Extracted data entries
==========

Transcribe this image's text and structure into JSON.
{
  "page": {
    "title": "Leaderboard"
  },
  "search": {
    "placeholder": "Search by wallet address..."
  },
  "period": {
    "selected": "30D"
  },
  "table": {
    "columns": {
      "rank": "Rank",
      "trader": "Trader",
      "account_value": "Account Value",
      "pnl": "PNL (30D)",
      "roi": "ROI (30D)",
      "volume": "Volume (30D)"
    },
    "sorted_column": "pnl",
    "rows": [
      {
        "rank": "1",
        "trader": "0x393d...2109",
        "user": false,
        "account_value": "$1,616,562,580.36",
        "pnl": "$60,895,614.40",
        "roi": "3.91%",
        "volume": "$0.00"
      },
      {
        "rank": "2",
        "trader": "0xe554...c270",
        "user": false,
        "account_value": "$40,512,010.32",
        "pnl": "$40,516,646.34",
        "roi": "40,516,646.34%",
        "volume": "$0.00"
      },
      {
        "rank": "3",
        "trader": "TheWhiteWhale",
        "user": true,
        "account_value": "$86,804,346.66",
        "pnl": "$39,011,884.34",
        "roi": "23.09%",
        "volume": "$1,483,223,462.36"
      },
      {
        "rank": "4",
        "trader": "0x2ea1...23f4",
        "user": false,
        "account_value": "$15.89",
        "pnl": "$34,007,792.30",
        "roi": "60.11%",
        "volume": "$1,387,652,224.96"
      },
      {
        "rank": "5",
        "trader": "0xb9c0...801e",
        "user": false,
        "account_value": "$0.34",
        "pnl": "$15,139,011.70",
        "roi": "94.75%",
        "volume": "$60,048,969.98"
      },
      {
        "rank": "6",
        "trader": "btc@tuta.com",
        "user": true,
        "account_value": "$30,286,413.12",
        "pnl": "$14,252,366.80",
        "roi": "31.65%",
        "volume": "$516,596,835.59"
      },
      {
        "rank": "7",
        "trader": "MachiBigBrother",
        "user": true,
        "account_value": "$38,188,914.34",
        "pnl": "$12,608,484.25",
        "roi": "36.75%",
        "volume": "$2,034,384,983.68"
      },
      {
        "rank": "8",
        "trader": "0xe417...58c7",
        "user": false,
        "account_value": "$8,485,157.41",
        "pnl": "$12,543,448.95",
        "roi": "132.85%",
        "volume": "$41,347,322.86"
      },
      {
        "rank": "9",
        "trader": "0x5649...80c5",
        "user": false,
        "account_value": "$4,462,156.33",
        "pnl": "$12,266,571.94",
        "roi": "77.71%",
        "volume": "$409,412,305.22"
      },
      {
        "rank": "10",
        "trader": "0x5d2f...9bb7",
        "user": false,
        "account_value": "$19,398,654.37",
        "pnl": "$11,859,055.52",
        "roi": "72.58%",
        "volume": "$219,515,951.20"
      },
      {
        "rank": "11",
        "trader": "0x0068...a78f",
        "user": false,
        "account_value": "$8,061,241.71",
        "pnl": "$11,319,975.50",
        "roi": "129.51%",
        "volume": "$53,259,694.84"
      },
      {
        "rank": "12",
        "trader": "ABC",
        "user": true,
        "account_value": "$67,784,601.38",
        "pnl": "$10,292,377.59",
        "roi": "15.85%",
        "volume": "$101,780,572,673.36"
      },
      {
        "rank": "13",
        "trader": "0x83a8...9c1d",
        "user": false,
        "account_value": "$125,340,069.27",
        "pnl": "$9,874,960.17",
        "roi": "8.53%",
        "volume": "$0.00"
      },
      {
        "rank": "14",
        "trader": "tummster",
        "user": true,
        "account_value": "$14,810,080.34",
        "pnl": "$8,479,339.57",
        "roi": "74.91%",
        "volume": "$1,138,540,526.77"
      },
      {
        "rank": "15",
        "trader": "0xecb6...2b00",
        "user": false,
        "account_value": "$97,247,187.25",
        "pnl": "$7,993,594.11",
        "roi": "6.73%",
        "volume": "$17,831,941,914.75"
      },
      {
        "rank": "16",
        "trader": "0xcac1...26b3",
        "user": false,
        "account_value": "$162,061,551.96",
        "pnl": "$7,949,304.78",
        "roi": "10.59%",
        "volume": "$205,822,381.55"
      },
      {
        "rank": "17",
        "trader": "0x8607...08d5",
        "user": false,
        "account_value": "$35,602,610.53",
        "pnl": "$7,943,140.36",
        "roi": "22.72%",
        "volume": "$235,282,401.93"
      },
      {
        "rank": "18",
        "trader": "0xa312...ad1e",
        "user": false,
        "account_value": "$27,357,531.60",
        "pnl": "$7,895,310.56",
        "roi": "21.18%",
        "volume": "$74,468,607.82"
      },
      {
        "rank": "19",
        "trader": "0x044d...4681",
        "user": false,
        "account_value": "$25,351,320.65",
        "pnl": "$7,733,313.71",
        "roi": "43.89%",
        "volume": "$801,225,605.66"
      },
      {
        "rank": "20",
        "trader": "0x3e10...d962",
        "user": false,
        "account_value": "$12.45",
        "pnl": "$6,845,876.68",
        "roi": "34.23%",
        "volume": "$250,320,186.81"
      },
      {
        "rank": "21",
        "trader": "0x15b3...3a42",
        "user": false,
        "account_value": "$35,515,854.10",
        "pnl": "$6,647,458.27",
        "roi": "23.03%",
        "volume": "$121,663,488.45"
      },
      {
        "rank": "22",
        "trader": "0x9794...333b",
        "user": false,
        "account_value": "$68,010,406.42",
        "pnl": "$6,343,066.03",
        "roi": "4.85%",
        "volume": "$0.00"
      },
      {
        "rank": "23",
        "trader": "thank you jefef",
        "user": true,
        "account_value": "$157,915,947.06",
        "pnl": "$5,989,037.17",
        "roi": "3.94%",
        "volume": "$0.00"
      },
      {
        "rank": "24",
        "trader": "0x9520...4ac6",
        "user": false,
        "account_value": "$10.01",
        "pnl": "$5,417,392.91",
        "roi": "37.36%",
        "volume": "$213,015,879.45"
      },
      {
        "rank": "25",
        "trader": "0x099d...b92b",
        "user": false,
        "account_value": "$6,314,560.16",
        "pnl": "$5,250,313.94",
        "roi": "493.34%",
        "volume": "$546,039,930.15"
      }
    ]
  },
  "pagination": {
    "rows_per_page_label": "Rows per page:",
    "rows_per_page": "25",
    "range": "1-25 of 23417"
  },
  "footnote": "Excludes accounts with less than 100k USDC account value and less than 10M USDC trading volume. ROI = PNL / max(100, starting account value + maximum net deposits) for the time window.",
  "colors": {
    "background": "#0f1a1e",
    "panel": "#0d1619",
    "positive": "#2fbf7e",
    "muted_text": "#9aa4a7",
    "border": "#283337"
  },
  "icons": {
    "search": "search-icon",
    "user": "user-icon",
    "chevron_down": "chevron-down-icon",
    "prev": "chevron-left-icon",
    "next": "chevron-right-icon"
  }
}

==========

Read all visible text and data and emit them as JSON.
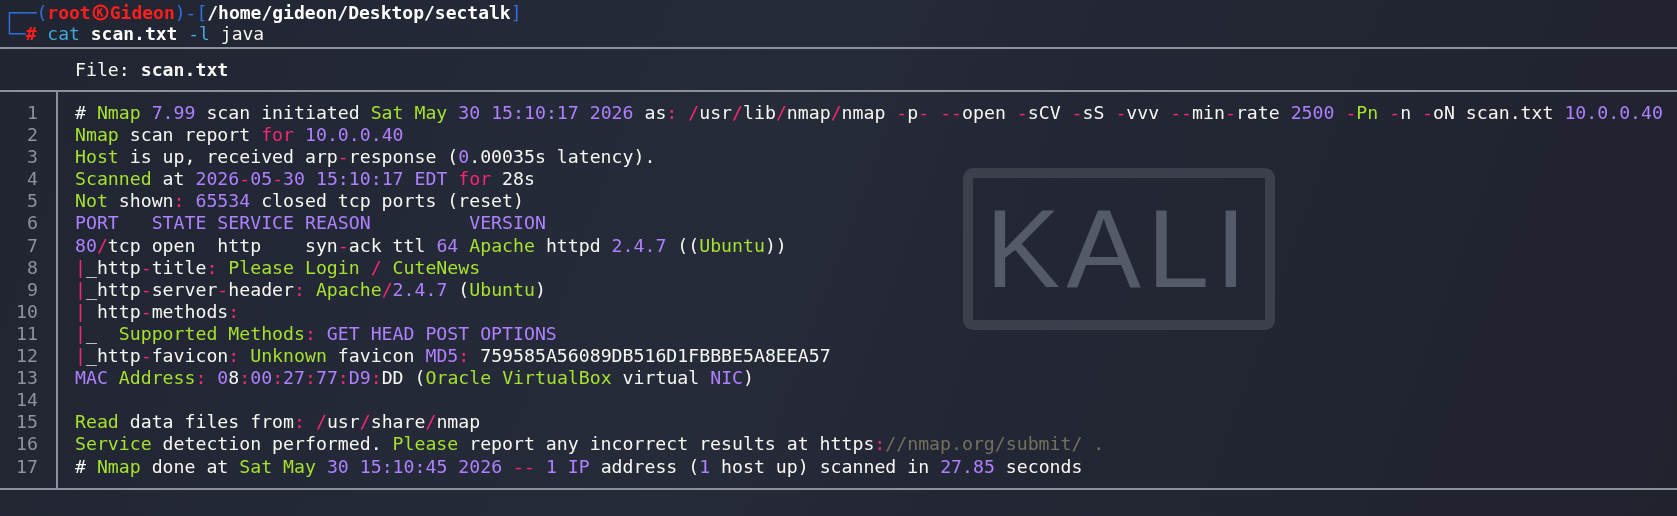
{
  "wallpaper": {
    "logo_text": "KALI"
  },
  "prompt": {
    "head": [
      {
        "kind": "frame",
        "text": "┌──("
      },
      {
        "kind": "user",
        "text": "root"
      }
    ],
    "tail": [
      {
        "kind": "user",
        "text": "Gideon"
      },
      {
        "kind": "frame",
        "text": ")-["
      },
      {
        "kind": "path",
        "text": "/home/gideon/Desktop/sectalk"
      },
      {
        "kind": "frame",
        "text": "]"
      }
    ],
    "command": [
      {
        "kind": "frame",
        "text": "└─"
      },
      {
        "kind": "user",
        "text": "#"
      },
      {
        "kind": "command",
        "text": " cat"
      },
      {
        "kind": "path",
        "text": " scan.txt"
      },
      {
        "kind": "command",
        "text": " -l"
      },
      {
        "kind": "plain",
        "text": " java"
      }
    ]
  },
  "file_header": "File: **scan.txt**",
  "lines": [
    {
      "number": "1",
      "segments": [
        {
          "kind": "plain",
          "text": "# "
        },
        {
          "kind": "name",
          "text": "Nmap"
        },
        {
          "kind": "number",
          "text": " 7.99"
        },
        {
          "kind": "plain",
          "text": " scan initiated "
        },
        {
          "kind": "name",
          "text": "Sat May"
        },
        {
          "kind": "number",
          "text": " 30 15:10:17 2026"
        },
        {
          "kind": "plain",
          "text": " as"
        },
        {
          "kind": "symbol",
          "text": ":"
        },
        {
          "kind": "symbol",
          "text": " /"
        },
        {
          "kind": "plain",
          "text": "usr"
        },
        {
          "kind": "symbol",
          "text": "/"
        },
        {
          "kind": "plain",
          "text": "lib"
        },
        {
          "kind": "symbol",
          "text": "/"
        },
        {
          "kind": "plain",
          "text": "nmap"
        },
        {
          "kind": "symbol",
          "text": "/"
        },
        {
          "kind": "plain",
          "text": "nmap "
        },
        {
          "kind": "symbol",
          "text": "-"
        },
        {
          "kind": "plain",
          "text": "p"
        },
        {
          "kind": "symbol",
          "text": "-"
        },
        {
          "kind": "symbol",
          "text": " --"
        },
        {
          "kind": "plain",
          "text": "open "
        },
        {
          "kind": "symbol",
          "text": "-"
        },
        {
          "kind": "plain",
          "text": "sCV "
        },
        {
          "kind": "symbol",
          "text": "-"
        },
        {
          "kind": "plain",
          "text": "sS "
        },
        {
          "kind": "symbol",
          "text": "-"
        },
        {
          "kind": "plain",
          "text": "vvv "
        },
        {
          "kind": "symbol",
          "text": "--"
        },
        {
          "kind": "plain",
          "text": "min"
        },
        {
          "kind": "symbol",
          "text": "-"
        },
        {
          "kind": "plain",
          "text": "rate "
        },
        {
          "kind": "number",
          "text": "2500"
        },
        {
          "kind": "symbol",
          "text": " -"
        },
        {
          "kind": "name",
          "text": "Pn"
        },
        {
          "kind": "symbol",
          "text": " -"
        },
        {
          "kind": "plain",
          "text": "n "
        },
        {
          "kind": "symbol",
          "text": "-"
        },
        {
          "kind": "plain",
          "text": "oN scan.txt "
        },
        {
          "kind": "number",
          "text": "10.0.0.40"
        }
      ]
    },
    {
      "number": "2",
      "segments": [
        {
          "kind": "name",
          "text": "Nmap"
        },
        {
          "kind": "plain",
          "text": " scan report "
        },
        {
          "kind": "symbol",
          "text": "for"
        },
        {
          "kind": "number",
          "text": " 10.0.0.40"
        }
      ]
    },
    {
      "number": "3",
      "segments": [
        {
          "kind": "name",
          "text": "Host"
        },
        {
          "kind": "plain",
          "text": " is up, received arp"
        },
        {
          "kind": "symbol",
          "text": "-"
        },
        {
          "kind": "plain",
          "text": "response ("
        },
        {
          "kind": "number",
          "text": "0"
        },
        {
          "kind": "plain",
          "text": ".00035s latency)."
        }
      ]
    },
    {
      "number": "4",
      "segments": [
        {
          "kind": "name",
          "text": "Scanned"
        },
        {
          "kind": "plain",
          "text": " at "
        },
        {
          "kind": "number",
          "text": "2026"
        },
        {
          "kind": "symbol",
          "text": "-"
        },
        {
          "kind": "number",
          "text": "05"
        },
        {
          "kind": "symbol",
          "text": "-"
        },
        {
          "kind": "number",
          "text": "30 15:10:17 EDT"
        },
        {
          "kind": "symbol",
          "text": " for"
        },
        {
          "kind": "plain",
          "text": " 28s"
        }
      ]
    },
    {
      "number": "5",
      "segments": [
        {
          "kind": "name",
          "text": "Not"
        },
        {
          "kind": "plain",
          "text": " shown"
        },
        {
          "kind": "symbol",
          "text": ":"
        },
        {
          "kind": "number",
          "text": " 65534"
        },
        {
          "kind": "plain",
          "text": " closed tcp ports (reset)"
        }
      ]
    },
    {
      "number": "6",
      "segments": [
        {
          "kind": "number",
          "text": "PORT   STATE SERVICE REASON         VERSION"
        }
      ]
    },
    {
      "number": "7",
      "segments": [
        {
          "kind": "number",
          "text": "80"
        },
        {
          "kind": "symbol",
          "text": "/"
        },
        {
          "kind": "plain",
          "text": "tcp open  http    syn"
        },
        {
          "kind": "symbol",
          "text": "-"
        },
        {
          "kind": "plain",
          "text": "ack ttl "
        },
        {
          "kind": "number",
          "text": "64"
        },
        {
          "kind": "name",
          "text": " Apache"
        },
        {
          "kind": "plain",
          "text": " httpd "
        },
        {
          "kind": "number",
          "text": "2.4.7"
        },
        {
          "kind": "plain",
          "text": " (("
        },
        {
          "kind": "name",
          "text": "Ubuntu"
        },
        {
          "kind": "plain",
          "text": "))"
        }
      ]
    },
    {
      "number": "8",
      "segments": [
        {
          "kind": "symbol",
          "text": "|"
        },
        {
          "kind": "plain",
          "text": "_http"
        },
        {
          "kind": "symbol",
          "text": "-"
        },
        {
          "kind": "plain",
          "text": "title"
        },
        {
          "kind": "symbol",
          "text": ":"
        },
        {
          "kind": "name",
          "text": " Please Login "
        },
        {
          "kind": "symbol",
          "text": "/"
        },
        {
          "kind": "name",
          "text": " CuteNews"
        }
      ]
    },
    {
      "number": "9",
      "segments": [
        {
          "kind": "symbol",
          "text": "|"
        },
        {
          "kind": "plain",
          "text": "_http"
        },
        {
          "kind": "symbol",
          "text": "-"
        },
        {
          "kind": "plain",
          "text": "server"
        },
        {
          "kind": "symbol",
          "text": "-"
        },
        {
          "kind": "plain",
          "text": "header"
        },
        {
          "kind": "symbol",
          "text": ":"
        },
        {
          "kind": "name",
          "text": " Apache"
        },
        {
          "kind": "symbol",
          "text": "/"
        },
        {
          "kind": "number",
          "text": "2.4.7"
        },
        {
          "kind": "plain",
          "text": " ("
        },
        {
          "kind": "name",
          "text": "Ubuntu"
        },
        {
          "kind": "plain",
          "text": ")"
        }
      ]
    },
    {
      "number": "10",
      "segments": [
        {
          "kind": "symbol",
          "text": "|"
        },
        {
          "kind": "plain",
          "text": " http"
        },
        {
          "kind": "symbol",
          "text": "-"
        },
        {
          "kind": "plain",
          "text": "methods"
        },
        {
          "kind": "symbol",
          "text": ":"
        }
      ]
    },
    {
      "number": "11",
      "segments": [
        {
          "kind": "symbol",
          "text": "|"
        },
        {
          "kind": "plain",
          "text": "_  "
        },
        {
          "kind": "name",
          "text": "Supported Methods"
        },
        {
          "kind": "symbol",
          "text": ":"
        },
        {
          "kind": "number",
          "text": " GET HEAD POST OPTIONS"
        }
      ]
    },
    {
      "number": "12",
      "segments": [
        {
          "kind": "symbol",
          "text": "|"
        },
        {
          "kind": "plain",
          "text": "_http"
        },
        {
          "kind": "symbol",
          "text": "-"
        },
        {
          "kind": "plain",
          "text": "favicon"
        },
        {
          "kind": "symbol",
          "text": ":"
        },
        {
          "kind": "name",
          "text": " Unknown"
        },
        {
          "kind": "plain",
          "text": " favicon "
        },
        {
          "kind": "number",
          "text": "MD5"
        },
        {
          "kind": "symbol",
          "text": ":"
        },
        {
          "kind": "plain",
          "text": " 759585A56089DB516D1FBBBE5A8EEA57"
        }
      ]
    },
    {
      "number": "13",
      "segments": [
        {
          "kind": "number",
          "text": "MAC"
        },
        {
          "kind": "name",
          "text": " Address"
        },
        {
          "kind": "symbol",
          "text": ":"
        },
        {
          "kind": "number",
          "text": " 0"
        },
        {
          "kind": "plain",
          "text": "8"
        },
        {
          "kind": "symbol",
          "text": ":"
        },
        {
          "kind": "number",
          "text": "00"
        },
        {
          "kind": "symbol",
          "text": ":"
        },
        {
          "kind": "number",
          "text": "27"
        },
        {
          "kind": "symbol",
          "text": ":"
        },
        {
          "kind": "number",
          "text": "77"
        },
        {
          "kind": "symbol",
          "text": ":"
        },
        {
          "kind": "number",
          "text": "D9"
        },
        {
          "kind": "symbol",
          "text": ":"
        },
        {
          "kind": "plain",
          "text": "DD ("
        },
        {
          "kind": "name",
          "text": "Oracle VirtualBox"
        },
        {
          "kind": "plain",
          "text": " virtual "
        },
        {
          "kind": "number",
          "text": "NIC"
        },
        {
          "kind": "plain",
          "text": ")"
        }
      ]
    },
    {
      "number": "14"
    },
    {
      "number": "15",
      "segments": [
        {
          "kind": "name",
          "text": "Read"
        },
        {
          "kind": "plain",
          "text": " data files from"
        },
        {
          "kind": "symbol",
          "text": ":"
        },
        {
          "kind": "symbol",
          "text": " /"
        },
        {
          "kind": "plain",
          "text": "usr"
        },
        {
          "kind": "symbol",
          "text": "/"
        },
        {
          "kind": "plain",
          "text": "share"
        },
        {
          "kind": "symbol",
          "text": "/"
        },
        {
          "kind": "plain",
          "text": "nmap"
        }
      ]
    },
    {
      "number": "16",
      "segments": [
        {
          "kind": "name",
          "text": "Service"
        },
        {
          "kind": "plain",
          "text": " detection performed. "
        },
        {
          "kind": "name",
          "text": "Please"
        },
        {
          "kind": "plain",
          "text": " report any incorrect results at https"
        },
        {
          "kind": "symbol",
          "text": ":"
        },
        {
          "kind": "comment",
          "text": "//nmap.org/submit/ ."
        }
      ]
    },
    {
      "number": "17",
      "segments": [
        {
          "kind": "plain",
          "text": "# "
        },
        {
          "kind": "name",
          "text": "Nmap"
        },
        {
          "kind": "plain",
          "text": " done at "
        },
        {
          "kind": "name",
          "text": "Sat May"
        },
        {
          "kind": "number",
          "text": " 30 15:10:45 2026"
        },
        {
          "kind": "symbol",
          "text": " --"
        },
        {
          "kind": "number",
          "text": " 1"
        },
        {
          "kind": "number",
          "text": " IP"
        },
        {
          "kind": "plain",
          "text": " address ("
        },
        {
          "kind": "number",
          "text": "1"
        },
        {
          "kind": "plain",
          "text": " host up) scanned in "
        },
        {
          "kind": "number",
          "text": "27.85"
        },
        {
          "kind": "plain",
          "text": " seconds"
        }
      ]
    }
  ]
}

==========

» **Objective**
Of the lines above, copy each that contains "JSON".

» **Right answer**
Transcribe this image's text and structure into JSON.
Read all visible text and data and emit them as JSON.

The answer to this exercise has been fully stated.